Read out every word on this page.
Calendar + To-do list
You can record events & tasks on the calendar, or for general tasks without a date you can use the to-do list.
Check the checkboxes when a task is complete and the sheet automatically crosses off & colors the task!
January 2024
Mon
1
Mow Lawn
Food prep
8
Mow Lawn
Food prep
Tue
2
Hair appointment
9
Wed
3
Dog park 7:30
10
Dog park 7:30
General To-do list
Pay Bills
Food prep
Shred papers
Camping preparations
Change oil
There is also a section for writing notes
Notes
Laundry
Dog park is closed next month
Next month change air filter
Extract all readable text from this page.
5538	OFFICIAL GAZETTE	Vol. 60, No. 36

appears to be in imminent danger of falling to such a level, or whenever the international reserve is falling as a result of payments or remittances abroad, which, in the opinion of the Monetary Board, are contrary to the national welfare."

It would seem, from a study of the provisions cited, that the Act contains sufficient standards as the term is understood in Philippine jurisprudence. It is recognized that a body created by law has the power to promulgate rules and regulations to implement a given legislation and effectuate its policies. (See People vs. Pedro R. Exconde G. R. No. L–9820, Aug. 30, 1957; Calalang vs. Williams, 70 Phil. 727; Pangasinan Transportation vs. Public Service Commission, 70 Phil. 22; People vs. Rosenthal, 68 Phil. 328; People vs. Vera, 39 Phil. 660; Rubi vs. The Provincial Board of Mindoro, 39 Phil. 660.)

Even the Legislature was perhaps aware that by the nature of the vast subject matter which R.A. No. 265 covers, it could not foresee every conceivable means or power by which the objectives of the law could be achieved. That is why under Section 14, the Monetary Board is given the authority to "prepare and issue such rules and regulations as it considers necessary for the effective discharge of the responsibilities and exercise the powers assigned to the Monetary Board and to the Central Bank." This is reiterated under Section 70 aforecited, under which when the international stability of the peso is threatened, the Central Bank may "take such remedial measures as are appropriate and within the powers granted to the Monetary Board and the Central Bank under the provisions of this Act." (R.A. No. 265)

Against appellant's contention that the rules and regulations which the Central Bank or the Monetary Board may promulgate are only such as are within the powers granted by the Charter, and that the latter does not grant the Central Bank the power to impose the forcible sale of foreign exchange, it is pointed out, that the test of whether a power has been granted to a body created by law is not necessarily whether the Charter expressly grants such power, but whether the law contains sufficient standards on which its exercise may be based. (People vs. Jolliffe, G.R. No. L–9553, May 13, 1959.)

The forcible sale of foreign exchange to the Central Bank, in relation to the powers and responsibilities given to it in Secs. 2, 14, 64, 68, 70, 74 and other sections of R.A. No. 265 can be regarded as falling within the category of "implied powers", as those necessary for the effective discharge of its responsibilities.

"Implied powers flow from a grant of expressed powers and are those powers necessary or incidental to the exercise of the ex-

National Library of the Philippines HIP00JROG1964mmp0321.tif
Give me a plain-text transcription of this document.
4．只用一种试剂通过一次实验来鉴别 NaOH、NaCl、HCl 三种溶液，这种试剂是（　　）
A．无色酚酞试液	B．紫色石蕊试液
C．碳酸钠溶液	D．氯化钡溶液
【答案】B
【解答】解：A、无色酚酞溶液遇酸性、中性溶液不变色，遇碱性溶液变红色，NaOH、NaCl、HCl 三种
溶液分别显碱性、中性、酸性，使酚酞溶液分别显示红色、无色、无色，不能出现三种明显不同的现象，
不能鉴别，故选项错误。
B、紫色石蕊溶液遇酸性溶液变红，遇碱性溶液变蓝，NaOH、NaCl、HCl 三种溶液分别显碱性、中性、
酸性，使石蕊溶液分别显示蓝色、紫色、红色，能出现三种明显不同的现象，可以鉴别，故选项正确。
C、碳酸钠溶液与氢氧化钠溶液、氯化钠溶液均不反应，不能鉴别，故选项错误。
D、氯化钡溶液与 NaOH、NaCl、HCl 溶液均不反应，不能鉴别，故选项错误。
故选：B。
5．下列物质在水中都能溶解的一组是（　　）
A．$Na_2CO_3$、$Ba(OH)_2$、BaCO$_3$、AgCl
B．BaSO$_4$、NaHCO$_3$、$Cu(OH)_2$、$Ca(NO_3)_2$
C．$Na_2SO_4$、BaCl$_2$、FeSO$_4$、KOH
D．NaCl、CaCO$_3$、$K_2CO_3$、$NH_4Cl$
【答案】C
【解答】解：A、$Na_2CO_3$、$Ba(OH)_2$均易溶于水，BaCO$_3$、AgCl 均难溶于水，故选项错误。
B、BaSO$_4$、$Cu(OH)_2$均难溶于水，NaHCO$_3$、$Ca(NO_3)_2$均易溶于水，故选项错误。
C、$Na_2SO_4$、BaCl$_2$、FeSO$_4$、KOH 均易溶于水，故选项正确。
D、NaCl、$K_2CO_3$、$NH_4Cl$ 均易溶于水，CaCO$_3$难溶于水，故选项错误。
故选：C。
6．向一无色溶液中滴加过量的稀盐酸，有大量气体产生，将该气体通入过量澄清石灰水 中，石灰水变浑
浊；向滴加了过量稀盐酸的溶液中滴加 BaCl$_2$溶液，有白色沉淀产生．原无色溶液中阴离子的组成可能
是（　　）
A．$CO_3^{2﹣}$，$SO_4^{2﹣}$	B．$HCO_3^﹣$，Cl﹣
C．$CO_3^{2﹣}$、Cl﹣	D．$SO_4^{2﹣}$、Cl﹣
•••
# EXERCISE PROMPT
Where a line in the material contains "故选项错误", copy that line.

# WRITTEN SOLUTION
不能鉴别，故选项错误。
C、碳酸钠溶液与氢氧化钠溶液、氯化钠溶液均不反应，不能鉴别，故选项错误。
D、氯化钡溶液与 NaOH、NaCl、HCl 溶液均不反应，不能鉴别，故选项错误。
【解答】解：A、$Na_2CO_3$、$Ba(OH)_2$均易溶于水，BaCO$_3$、AgCl 均难溶于水，故选项错误。
B、BaSO$_4$、$Cu(OH)_2$均难溶于水，NaHCO$_3$、$Ca(NO_3)_2$均易溶于水，故选项错误。
D、NaCl、$K_2CO_3$、$NH_4Cl$ 均易溶于水，CaCO$_3$难溶于水，故选项错误。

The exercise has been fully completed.